> Exercise prompt: Work out how many lines of the records hold the string "inclusivo", and reply with that number alone.

BEGIN Entries shown

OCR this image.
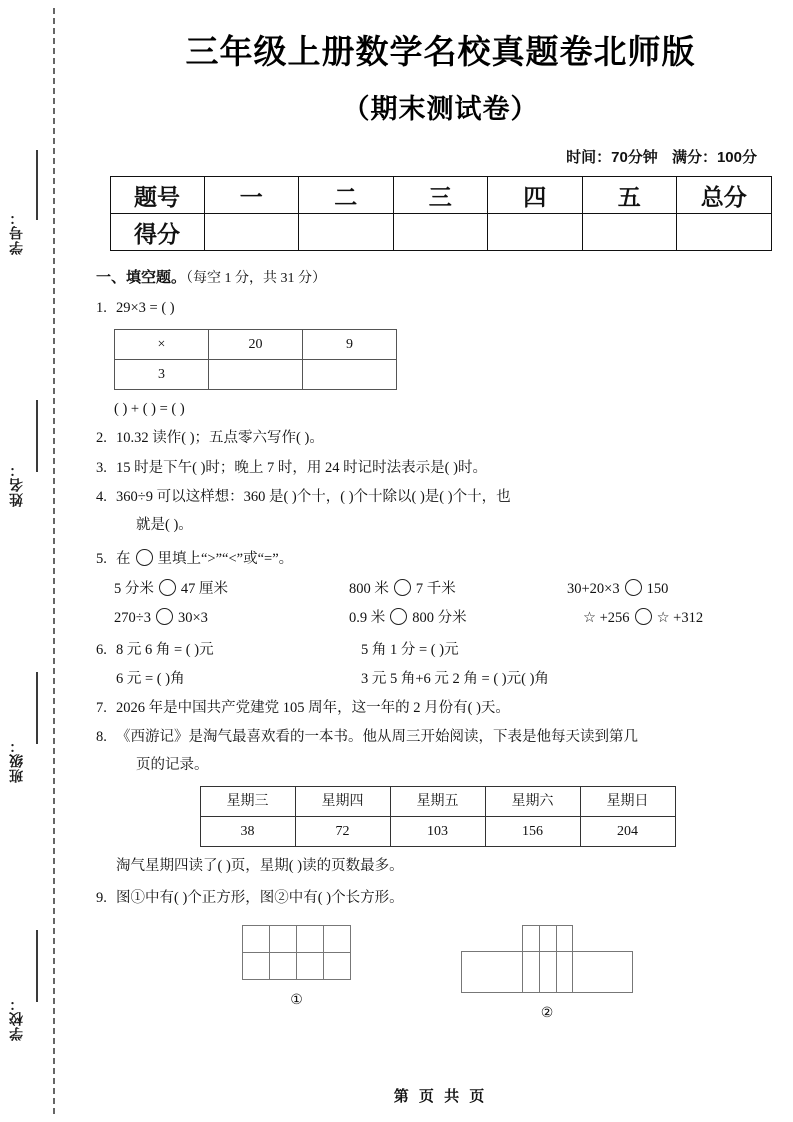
学号：
姓名：
班级：
学校：
三年级上册数学名校真题卷北师版
（期末测试卷）
时间：70分钟 满分：100分
题号	一	二	三	四	五	总分
得分						
一、填空题。（每空 1 分，共 31 分）
1. 29×3 = ( )
×	20	9
3		
( ) + ( ) = ( )
2. 10.32 读作( )；五点零六写作( )。
3. 15 时是下午( )时；晚上 7 时，用 24 时记时法表示是( )时。
4. 360÷9 可以这样想：360 是( )个十，( )个十除以( )是( )个十，也
就是( )。
5. 在 里填上“>”“<”或“=”。
5 分米 47 厘米	800 米 7 千米	30+20×3 150
270÷3 30×3	0.9 米 800 分米	☆ +256 ☆ +312
6. 8 元 6 角 = ( )元	5 角 1 分 = ( )元
6 元 = ( )角	3 元 5 角+6 元 2 角 = ( )元( )角
7. 2026 年是中国共产党建党 105 周年，这一年的 2 月份有( )天。
8. 《西游记》是淘气最喜欢看的一本书。他从周三开始阅读，下表是他每天读到第几
页的记录。
星期三	星期四	星期五	星期六	星期日
38	72	103	156	204
淘气星期四读了( )页，星期( )读的页数最多。
9. 图①中有( )个正方形，图②中有( )个长方形。
①
②
第 页 共 页
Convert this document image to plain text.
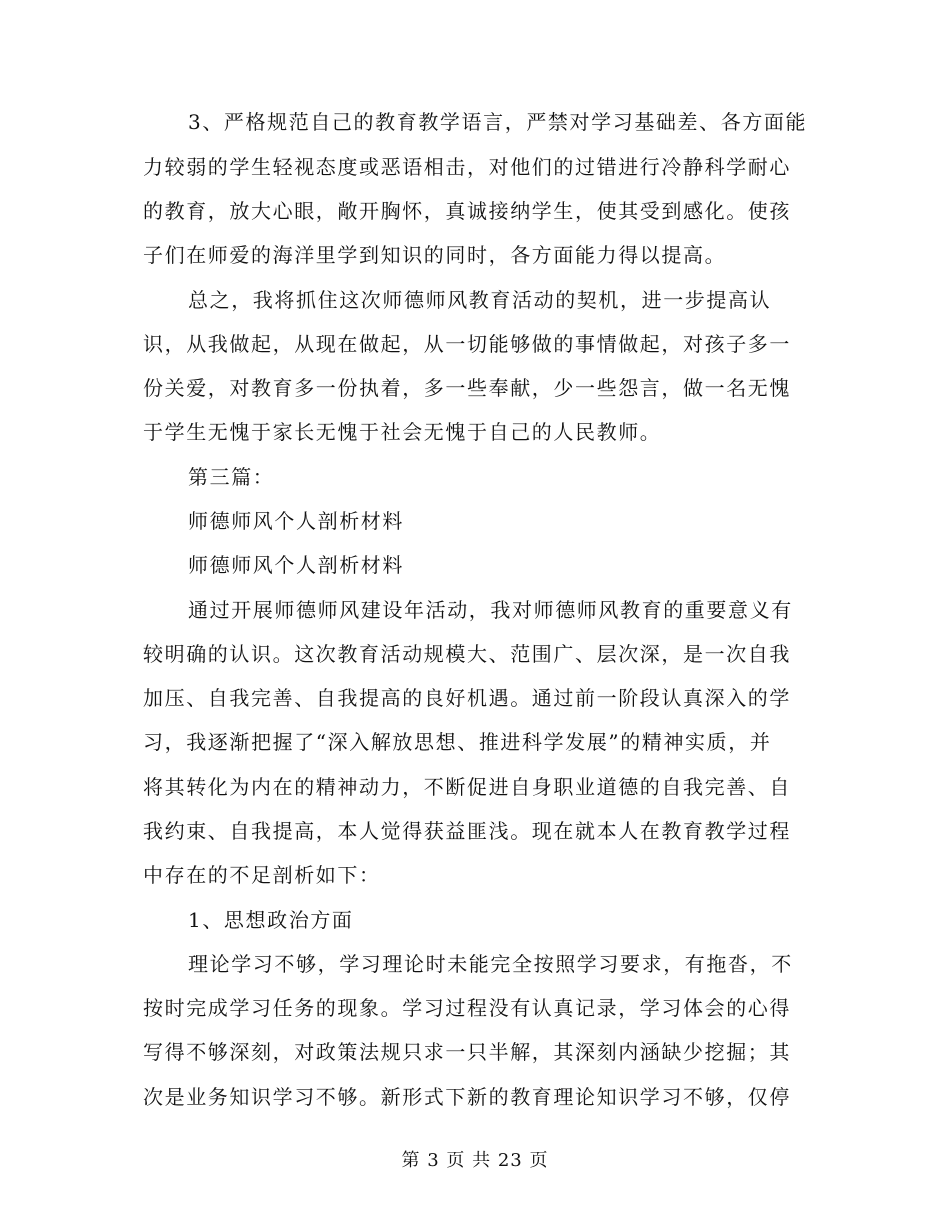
3、严格规范自己的教育教学语言，严禁对学习基础差、各方面能
力较弱的学生轻视态度或恶语相击，对他们的过错进行冷静科学耐心
的教育，放大心眼，敞开胸怀，真诚接纳学生，使其受到感化。使孩
子们在师爱的海洋里学到知识的同时，各方面能力得以提高。
总之，我将抓住这次师德师风教育活动的契机，进一步提高认
识，从我做起，从现在做起，从一切能够做的事情做起，对孩子多一
份关爱，对教育多一份执着，多一些奉献，少一些怨言，做一名无愧
于学生无愧于家长无愧于社会无愧于自己的人民教师。
第三篇：
师德师风个人剖析材料
师德师风个人剖析材料
通过开展师德师风建设年活动，我对师德师风教育的重要意义有
较明确的认识。这次教育活动规模大、范围广、层次深，是一次自我
加压、自我完善、自我提高的良好机遇。通过前一阶段认真深入的学
习，我逐渐把握了“深入解放思想、推进科学发展”的精神实质，并
将其转化为内在的精神动力，不断促进自身职业道德的自我完善、自
我约束、自我提高，本人觉得获益匪浅。现在就本人在教育教学过程
中存在的不足剖析如下：
1、思想政治方面
理论学习不够，学习理论时未能完全按照学习要求，有拖沓，不
按时完成学习任务的现象。学习过程没有认真记录，学习体会的心得
写得不够深刻，对政策法规只求一只半解，其深刻内涵缺少挖掘；其
次是业务知识学习不够。新形式下新的教育理论知识学习不够，仅停
第 3 页 共 23 页
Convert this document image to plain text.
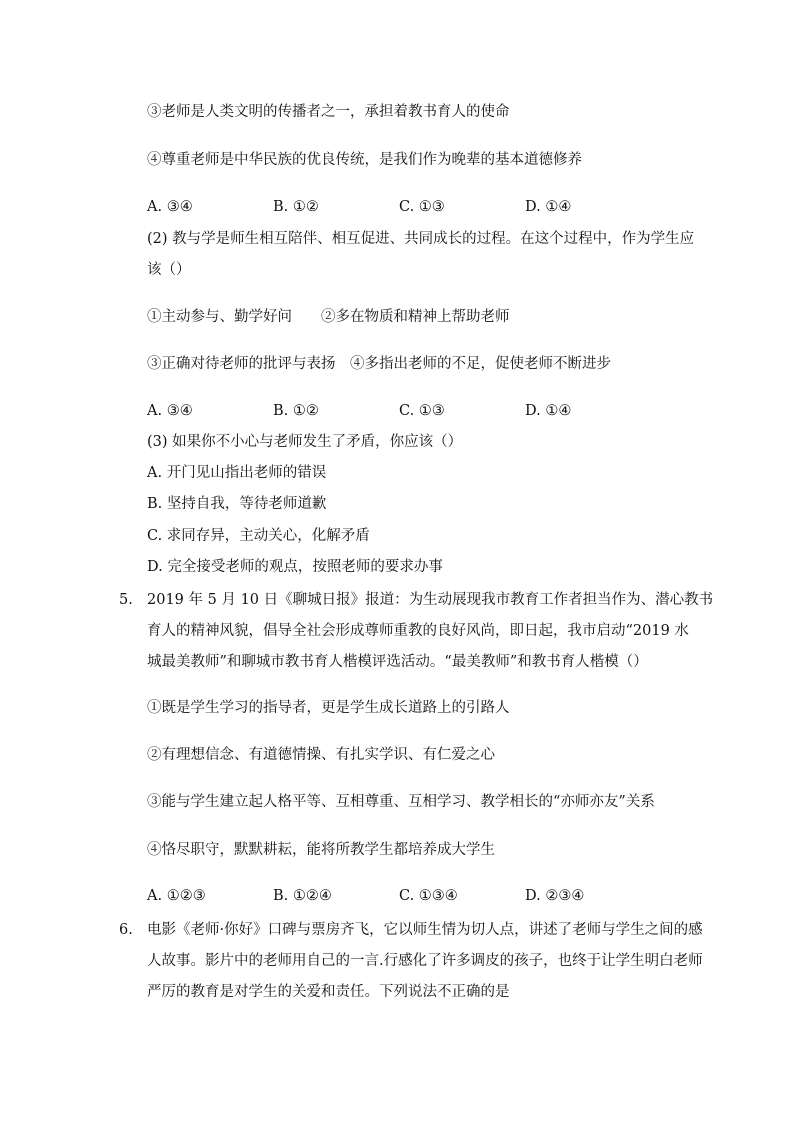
③老师是人类文明的传播者之一，承担着教书育人的使命
④尊重老师是中华民族的优良传统，是我们作为晚辈的基本道德修养
A. ③④	B. ①②	C. ①③	D. ①④
(2) 教与学是师生相互陪伴、相互促进、共同成长的过程。在这个过程中，作为学生应
该（）
①主动参与、勤学好问　　②多在物质和精神上帮助老师
③正确对待老师的批评与表扬　④多指出老师的不足，促使老师不断进步
A. ③④	B. ①②	C. ①③	D. ①④
(3) 如果你不小心与老师发生了矛盾，你应该（）
A. 开门见山指出老师的错误
B. 坚持自我，等待老师道歉
C. 求同存异，主动关心，化解矛盾
D. 完全接受老师的观点，按照老师的要求办事
5. 2019 年 5 月 10 日《聊城日报》报道：为生动展现我市教育工作者担当作为、潜心教书
育人的精神风貌，倡导全社会形成尊师重教的良好风尚，即日起，我市启动“2019 水
城最美教师”和聊城市教书育人楷模评选活动。“最美教师”和教书育人楷模（）
①既是学生学习的指导者，更是学生成长道路上的引路人
②有理想信念、有道德情操、有扎实学识、有仁爱之心
③能与学生建立起人格平等、互相尊重、互相学习、教学相长的“亦师亦友”关系
④恪尽职守，默默耕耘，能将所教学生都培养成大学生
A. ①②③	B. ①②④	C. ①③④	D. ②③④
6. 电影《老师·你好》口碑与票房齐飞，它以师生情为切人点，讲述了老师与学生之间的感
人故事。影片中的老师用自己的一言.行感化了许多调皮的孩子，也终于让学生明白老师
严厉的教育是对学生的关爱和责任。下列说法不正确的是
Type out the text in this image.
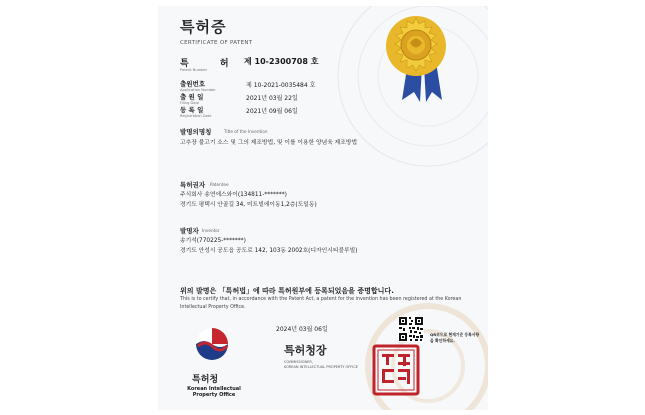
특허증
CERTIFICATE OF PATENT
특 허 제 10-2300708 호
Patent Number
출원번호
Application Number
제 10-2021-0035484 호
출 원 일
Filing Date
2021년 03월 22일
등 록 일
Registration Date
2021년 09월 06일
발명의명칭	Title of the Invention
고추장 불고기 소스 및 그의 제조방법, 및 이를 이용한 양념육 제조방법
특허권자 Patentee
주식회사 송연에스와이(134811-*******)
경기도 평택시 안골길 34, 미트빌에이동1,2층(도일동)
발명자 Inventor
송기석(770225-*******)
경기도 안성시 공도읍 공도로 142, 103동 2002호(디자인시티블루빌)
위의 발명은 「특허법」에 따라 특허원부에 등록되었음을 증명합니다.
This is to certify that, in accordance with the Patent Act, a patent for the invention has been registered at the Korean Intellectual Property Office.
특허청
Korean Intellectual Property Office
2024년 03월 06일
특허청장
COMMISSIONER,
KOREAN INTELLECTUAL PROPERTY OFFICE
QR코드로 현재기준 등록사항을 확인하세요.
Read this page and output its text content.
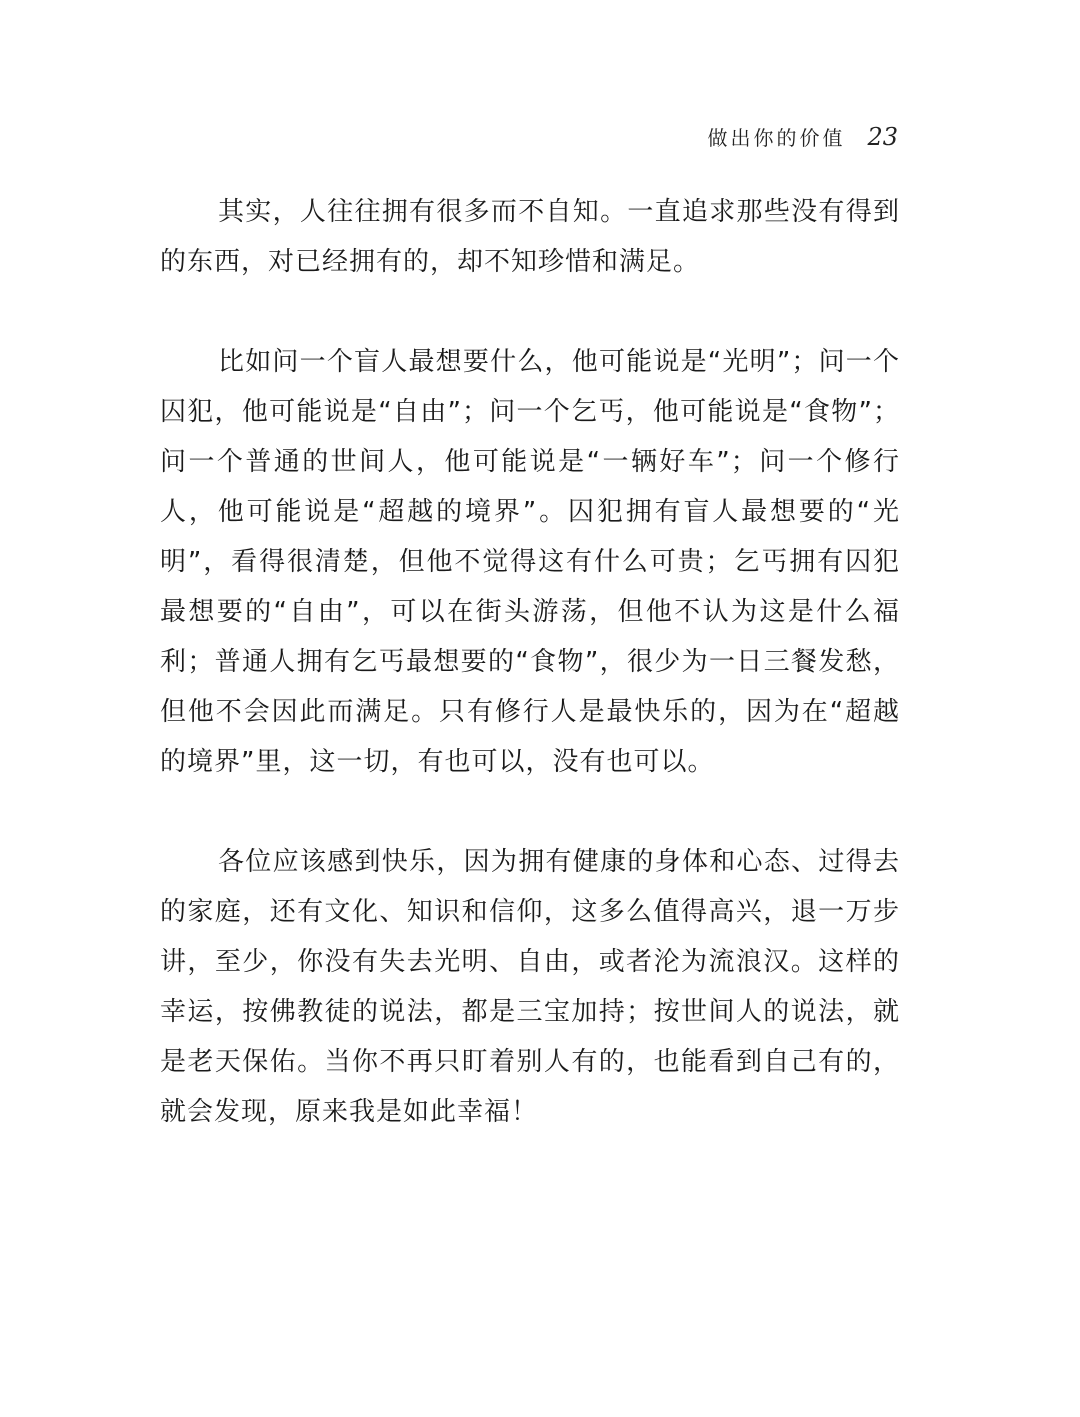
做出你的价值 23

其实，人往往拥有很多而不自知。一直追求那些没有得到的东西，对已经拥有的，却不知珍惜和满足。

比如问一个盲人最想要什么，他可能说是“光明”；问一个囚犯，他可能说是“自由”；问一个乞丐，他可能说是“食物”；问一个普通的世间人，他可能说是“一辆好车”；问一个修行人，他可能说是“超越的境界”。囚犯拥有盲人最想要的“光明”，看得很清楚，但他不觉得这有什么可贵；乞丐拥有囚犯最想要的“自由”，可以在街头游荡，但他不认为这是什么福利；普通人拥有乞丐最想要的“食物”，很少为一日三餐发愁，但他不会因此而满足。只有修行人是最快乐的，因为在“超越的境界”里，这一切，有也可以，没有也可以。

各位应该感到快乐，因为拥有健康的身体和心态、过得去的家庭，还有文化、知识和信仰，这多么值得高兴，退一万步讲，至少，你没有失去光明、自由，或者沦为流浪汉。这样的幸运，按佛教徒的说法，都是三宝加持；按世间人的说法，就是老天保佑。当你不再只盯着别人有的，也能看到自己有的，就会发现，原来我是如此幸福！
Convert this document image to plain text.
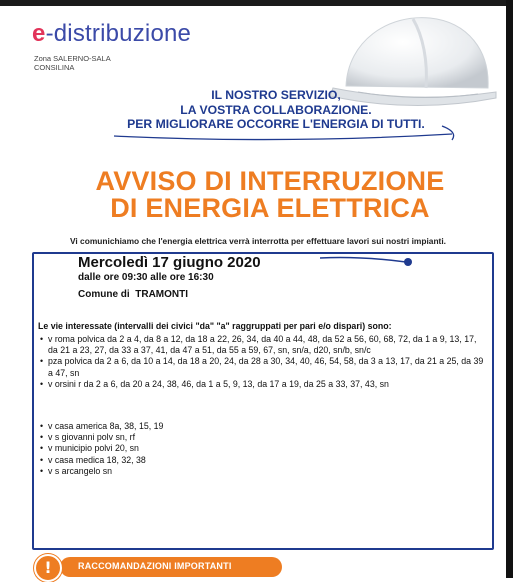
e-distribuzione
Zona SALERNO-SALA
CONSILINA
IL NOSTRO SERVIZIO,
LA VOSTRA COLLABORAZIONE.
PER MIGLIORARE OCCORRE L'ENERGIA DI TUTTI.
AVVISO DI INTERRUZIONE
DI ENERGIA ELETTRICA
Vi comunichiamo che l'energia elettrica verrà interrotta per effettuare lavori sui nostri impianti.
Mercoledì 17 giugno 2020
dalle ore 09:30 alle ore 16:30
Comune di TRAMONTI
Le vie interessate (intervalli dei civici "da" "a" raggruppati per pari e/o dispari) sono:
• v roma polvica da 2 a 4, da 8 a 12, da 18 a 22, 26, 34, da 40 a 44, 48, da 52 a 56, 60, 68, 72, da 1 a 9, 13, 17, da 21 a 23, 27, da 33 a 37, 41, da 47 a 51, da 55 a 59, 67, sn, sn/a, d20, sn/b, sn/c
• pza polvica da 2 a 6, da 10 a 14, da 18 a 20, 24, da 28 a 30, 34, 40, 46, 54, 58, da 3 a 13, 17, da 21 a 25, da 39 a 47, sn
• v orsini r da 2 a 6, da 20 a 24, 38, 46, da 1 a 5, 9, 13, da 17 a 19, da 25 a 33, 37, 43, sn
• v casa america 8a, 38, 15, 19
• v s giovanni polv sn, rf
• v municipio polvi 20, sn
• v casa medica 18, 32, 38
• v s arcangelo sn
RACCOMANDAZIONI IMPORTANTI
!
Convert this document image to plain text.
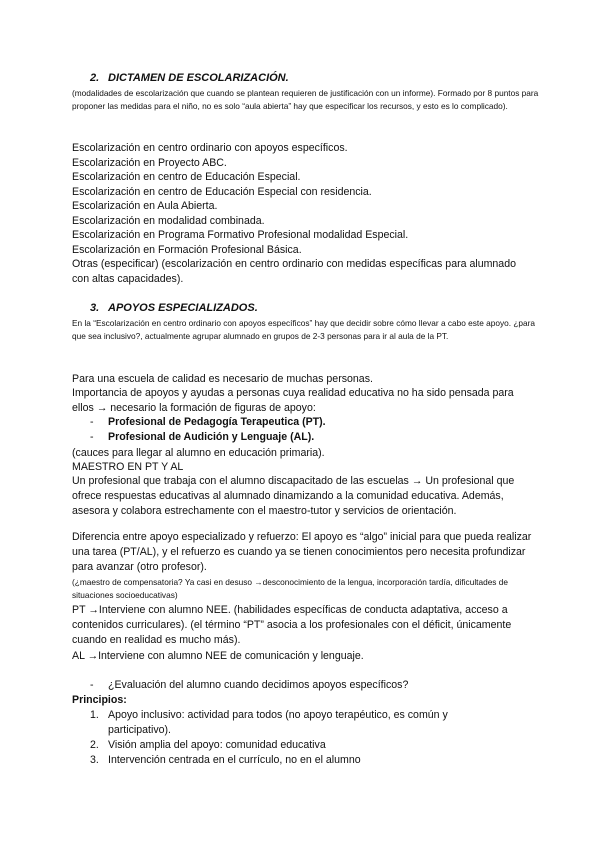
2. DICTAMEN DE ESCOLARIZACIÓN.
(modalidades de escolarización que cuando se plantean requieren de justificación con un informe). Formado por 8 puntos para proponer las medidas para el niño, no es solo “aula abierta” hay que especificar los recursos, y esto es lo complicado).
Escolarización en centro ordinario con apoyos específicos.
Escolarización en Proyecto ABC.
Escolarización en centro de Educación Especial.
Escolarización en centro de Educación Especial con residencia.
Escolarización en Aula Abierta.
Escolarización en modalidad combinada.
Escolarización en Programa Formativo Profesional modalidad Especial.
Escolarización en Formación Profesional Básica.
Otras (especificar) (escolarización en centro ordinario con medidas específicas para alumnado con altas capacidades).
3. APOYOS ESPECIALIZADOS.
En la “Escolarización en centro ordinario con apoyos específicos” hay que decidir sobre cómo llevar a cabo este apoyo. ¿para que sea inclusivo?, actualmente agrupar alumnado en grupos de 2-3 personas para ir al aula de la PT.
Para una escuela de calidad es necesario de muchas personas.
Importancia de apoyos y ayudas a personas cuya realidad educativa no ha sido pensada para ellos → necesario la formación de figuras de apoyo:
- Profesional de Pedagogía Terapeutica (PT).
- Profesional de Audición y Lenguaje (AL).
(cauces para llegar al alumno en educación primaria).
MAESTRO EN PT Y AL
Un profesional que trabaja con el alumno discapacitado de las escuelas → Un profesional que ofrece respuestas educativas al alumnado dinamizando a la comunidad educativa. Además, asesora y colabora estrechamente con el maestro-tutor y servicios de orientación.
Diferencia entre apoyo especializado y refuerzo: El apoyo es “algo” inicial para que pueda realizar una tarea (PT/AL), y el refuerzo es cuando ya se tienen conocimientos pero necesita profundizar para avanzar (otro profesor).
(¿maestro de compensatoria? Ya casi en desuso →desconocimiento de la lengua, incorporación tardía, dificultades de situaciones socioeducativas)
PT →Interviene con alumno NEE. (habilidades específicas de conducta adaptativa, acceso a contenidos curriculares). (el término “PT” asocia a los profesionales con el déficit, únicamente cuando en realidad es mucho más).
AL →Interviene con alumno NEE de comunicación y lenguaje.
- ¿Evaluación del alumno cuando decidimos apoyos específicos?
Principios:
1. Apoyo inclusivo: actividad para todos (no apoyo terapéutico, es común y participativo).
2. Visión amplia del apoyo: comunidad educativa
3. Intervención centrada en el currículo, no en el alumno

END Entries shown

> Worked answer: 2